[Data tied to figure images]
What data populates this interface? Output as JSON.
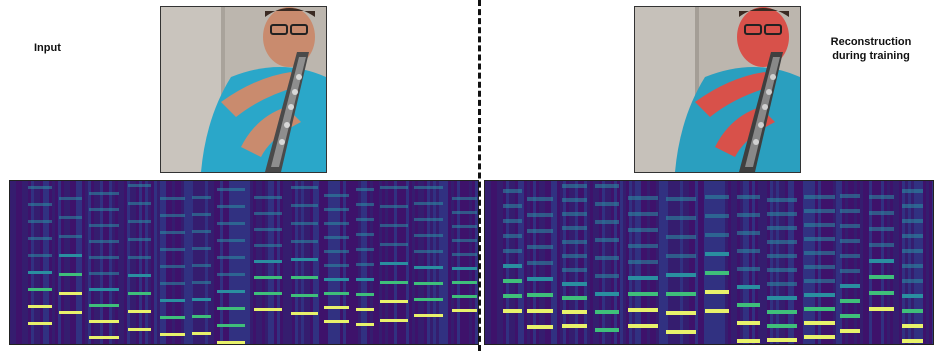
{
  "labels": {
    "input": "Input",
    "reconstruction_line1": "Reconstruction",
    "reconstruction_line2": "during training"
  },
  "colors": {
    "spectrogram_bg": "#3b0f6f",
    "harmonic_bright": "#e8f26b",
    "harmonic_mid": "#3fbf7a",
    "harmonic_low": "#2a8fa0",
    "divider": "#111111",
    "shirt": "#2aa7c9",
    "wall": "#b9b3ab",
    "skin": "#c98b6e",
    "reconstruction_skin_tint": "#d8514a"
  }
}
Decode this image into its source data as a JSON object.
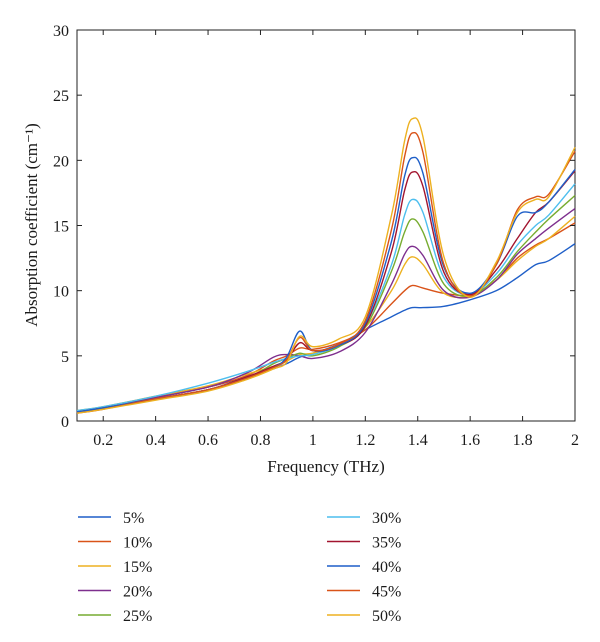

**The task:** All of the data above should be transcribed verbatim, with pictures omitted.

**Exercise answer:**
What data populates this interface? Output as JSON.
{
  "labels": {
    "input": "Input",
    "reconstruction_line1": "Reconstruction",
    "reconstruction_line2": "during training"
  },
  "colors": {
    "spectrogram_bg": "#3b0f6f",
    "harmonic_bright": "#e8f26b",
    "harmonic_mid": "#3fbf7a",
    "harmonic_low": "#2a8fa0",
    "divider": "#111111",
    "shirt": "#2aa7c9",
    "wall": "#b9b3ab",
    "skin": "#c98b6e",
    "reconstruction_skin_tint": "#d8514a"
  }
}
Decode this image into its source data as a JSON object.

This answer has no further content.